## Exercise
Give all of the lines again, with nothing added or dropped.
-=-=-
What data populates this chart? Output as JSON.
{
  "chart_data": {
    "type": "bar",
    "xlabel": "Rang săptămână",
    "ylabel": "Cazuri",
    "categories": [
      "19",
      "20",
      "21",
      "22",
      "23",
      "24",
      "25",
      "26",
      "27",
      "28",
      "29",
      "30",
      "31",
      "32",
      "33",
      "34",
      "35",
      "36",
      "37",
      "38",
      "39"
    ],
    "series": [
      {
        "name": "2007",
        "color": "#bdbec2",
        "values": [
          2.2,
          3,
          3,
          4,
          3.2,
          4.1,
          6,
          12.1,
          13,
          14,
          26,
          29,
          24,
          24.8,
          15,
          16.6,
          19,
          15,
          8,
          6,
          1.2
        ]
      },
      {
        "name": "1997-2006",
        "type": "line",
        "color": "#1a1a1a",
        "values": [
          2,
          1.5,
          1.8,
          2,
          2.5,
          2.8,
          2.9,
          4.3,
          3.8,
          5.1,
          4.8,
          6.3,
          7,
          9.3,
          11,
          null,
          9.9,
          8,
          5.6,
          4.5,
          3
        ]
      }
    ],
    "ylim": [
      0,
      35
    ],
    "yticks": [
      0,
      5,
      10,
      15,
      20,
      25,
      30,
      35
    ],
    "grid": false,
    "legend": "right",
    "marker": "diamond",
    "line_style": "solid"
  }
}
-=-=-
## Answer to the exercise
What data populates this chart? Output as JSON.
{
  "chart_data": {
    "type": "bar",
    "xlabel": "Rang săptămână",
    "ylabel": "Cazuri",
    "categories": [
      "19",
      "20",
      "21",
      "22",
      "23",
      "24",
      "25",
      "26",
      "27",
      "28",
      "29",
      "30",
      "31",
      "32",
      "33",
      "34",
      "35",
      "36",
      "37",
      "38",
      "39"
    ],
    "series": [
      {
        "name": "2007",
        "color": "#bdbec2",
        "values": [
          2.2,
          3,
          3,
          4,
          3.2,
          4.1,
          6,
          12.1,
          13,
          14,
          26,
          29,
          24,
          24.8,
          15,
          16.6,
          19,
          15,
          8,
          6,
          1.2
        ]
      },
      {
        "name": "1997-2006",
        "type": "line",
        "color": "#1a1a1a",
        "values": [
          2,
          1.5,
          1.8,
          2,
          2.5,
          2.8,
          2.9,
          4.3,
          3.8,
          5.1,
          4.8,
          6.3,
          7,
          9.3,
          11,
          null,
          9.9,
          8,
          5.6,
          4.5,
          3
        ]
      }
    ],
    "ylim": [
      0,
      35
    ],
    "yticks": [
      0,
      5,
      10,
      15,
      20,
      25,
      30,
      35
    ],
    "grid": false,
    "legend": "right",
    "marker": "diamond",
    "line_style": "solid"
  }
}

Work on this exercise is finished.